------ MATERIAL SHOWN

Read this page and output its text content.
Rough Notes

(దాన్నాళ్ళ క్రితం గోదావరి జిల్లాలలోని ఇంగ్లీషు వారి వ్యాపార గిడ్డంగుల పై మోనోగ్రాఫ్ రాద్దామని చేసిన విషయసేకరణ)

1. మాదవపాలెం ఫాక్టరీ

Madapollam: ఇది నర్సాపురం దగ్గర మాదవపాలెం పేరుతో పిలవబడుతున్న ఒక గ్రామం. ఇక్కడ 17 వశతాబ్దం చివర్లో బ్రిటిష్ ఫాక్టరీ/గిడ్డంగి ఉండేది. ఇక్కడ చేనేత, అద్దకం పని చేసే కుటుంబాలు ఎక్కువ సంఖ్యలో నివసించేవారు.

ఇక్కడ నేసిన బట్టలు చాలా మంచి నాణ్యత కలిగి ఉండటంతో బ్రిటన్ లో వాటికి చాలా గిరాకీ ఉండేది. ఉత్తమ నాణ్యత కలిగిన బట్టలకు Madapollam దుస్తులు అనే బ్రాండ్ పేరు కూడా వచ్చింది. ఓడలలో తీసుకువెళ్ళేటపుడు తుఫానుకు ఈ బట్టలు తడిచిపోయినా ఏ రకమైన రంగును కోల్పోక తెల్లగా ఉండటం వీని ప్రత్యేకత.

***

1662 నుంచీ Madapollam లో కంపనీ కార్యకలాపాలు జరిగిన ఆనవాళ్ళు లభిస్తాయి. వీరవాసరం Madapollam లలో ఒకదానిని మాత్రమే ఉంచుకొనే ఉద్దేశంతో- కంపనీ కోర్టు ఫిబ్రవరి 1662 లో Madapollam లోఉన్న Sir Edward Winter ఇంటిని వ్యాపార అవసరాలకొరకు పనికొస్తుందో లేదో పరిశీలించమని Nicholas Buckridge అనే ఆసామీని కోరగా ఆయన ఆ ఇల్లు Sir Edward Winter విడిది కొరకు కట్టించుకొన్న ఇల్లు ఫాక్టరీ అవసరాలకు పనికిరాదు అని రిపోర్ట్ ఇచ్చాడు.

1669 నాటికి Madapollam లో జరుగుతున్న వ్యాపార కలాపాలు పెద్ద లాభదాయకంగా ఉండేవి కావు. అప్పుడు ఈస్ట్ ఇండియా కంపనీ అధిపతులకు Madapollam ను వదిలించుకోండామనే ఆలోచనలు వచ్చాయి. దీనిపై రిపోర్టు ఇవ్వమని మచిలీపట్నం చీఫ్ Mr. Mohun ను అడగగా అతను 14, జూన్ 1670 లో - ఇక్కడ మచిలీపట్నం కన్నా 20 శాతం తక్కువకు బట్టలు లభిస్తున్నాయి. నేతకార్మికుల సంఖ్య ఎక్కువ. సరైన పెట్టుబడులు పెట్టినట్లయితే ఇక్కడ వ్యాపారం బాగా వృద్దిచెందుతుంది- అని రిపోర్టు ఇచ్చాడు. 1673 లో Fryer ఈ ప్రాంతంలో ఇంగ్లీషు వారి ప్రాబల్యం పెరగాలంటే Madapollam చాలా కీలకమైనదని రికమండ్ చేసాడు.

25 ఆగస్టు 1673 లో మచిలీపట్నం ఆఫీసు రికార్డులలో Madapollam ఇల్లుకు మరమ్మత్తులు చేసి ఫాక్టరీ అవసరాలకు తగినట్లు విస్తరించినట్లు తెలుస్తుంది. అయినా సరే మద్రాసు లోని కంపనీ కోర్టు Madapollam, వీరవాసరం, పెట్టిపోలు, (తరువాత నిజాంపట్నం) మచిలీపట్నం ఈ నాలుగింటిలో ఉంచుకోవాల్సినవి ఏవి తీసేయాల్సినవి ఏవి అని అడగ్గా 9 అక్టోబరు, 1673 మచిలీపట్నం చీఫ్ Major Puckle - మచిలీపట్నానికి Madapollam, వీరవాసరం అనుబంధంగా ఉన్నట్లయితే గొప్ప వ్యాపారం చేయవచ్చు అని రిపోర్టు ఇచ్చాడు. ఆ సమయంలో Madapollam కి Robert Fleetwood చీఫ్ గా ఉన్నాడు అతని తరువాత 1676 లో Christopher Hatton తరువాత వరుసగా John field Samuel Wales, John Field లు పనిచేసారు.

------------

__WHAT THE EXERCISE ASKS__
Set all of the records down again, exactly as they stand.

__ANSWER TO THE EXERCISE__
Read this page and output its text content.
Rough Notes

(దాన్నాళ్ళ క్రితం గోదావరి జిల్లాలలోని ఇంగ్లీషు వారి వ్యాపార గిడ్డంగుల పై మోనోగ్రాఫ్ రాద్దామని చేసిన విషయసేకరణ)

1. మాదవపాలెం ఫాక్టరీ

Madapollam: ఇది నర్సాపురం దగ్గర మాదవపాలెం పేరుతో పిలవబడుతున్న ఒక గ్రామం. ఇక్కడ 17 వశతాబ్దం చివర్లో బ్రిటిష్ ఫాక్టరీ/గిడ్డంగి ఉండేది. ఇక్కడ చేనేత, అద్దకం పని చేసే కుటుంబాలు ఎక్కువ సంఖ్యలో నివసించేవారు.

ఇక్కడ నేసిన బట్టలు చాలా మంచి నాణ్యత కలిగి ఉండటంతో బ్రిటన్ లో వాటికి చాలా గిరాకీ ఉండేది. ఉత్తమ నాణ్యత కలిగిన బట్టలకు Madapollam దుస్తులు అనే బ్రాండ్ పేరు కూడా వచ్చింది. ఓడలలో తీసుకువెళ్ళేటపుడు తుఫానుకు ఈ బట్టలు తడిచిపోయినా ఏ రకమైన రంగును కోల్పోక తెల్లగా ఉండటం వీని ప్రత్యేకత.

***

1662 నుంచీ Madapollam లో కంపనీ కార్యకలాపాలు జరిగిన ఆనవాళ్ళు లభిస్తాయి. వీరవాసరం Madapollam లలో ఒకదానిని మాత్రమే ఉంచుకొనే ఉద్దేశంతో- కంపనీ కోర్టు ఫిబ్రవరి 1662 లో Madapollam లోఉన్న Sir Edward Winter ఇంటిని వ్యాపార అవసరాలకొరకు పనికొస్తుందో లేదో పరిశీలించమని Nicholas Buckridge అనే ఆసామీని కోరగా ఆయన ఆ ఇల్లు Sir Edward Winter విడిది కొరకు కట్టించుకొన్న ఇల్లు ఫాక్టరీ అవసరాలకు పనికిరాదు అని రిపోర్ట్ ఇచ్చాడు.

1669 నాటికి Madapollam లో జరుగుతున్న వ్యాపార కలాపాలు పెద్ద లాభదాయకంగా ఉండేవి కావు. అప్పుడు ఈస్ట్ ఇండియా కంపనీ అధిపతులకు Madapollam ను వదిలించుకోండామనే ఆలోచనలు వచ్చాయి. దీనిపై రిపోర్టు ఇవ్వమని మచిలీపట్నం చీఫ్ Mr. Mohun ను అడగగా అతను 14, జూన్ 1670 లో - ఇక్కడ మచిలీపట్నం కన్నా 20 శాతం తక్కువకు బట్టలు లభిస్తున్నాయి. నేతకార్మికుల సంఖ్య ఎక్కువ. సరైన పెట్టుబడులు పెట్టినట్లయితే ఇక్కడ వ్యాపారం బాగా వృద్దిచెందుతుంది- అని రిపోర్టు ఇచ్చాడు. 1673 లో Fryer ఈ ప్రాంతంలో ఇంగ్లీషు వారి ప్రాబల్యం పెరగాలంటే Madapollam చాలా కీలకమైనదని రికమండ్ చేసాడు.

25 ఆగస్టు 1673 లో మచిలీపట్నం ఆఫీసు రికార్డులలో Madapollam ఇల్లుకు మరమ్మత్తులు చేసి ఫాక్టరీ అవసరాలకు తగినట్లు విస్తరించినట్లు తెలుస్తుంది. అయినా సరే మద్రాసు లోని కంపనీ కోర్టు Madapollam, వీరవాసరం, పెట్టిపోలు, (తరువాత నిజాంపట్నం) మచిలీపట్నం ఈ నాలుగింటిలో ఉంచుకోవాల్సినవి ఏవి తీసేయాల్సినవి ఏవి అని అడగ్గా 9 అక్టోబరు, 1673 మచిలీపట్నం చీఫ్ Major Puckle - మచిలీపట్నానికి Madapollam, వీరవాసరం అనుబంధంగా ఉన్నట్లయితే గొప్ప వ్యాపారం చేయవచ్చు అని రిపోర్టు ఇచ్చాడు. ఆ సమయంలో Madapollam కి Robert Fleetwood చీఫ్ గా ఉన్నాడు అతని తరువాత 1676 లో Christopher Hatton తరువాత వరుసగా John field Samuel Wales, John Field లు పనిచేసారు.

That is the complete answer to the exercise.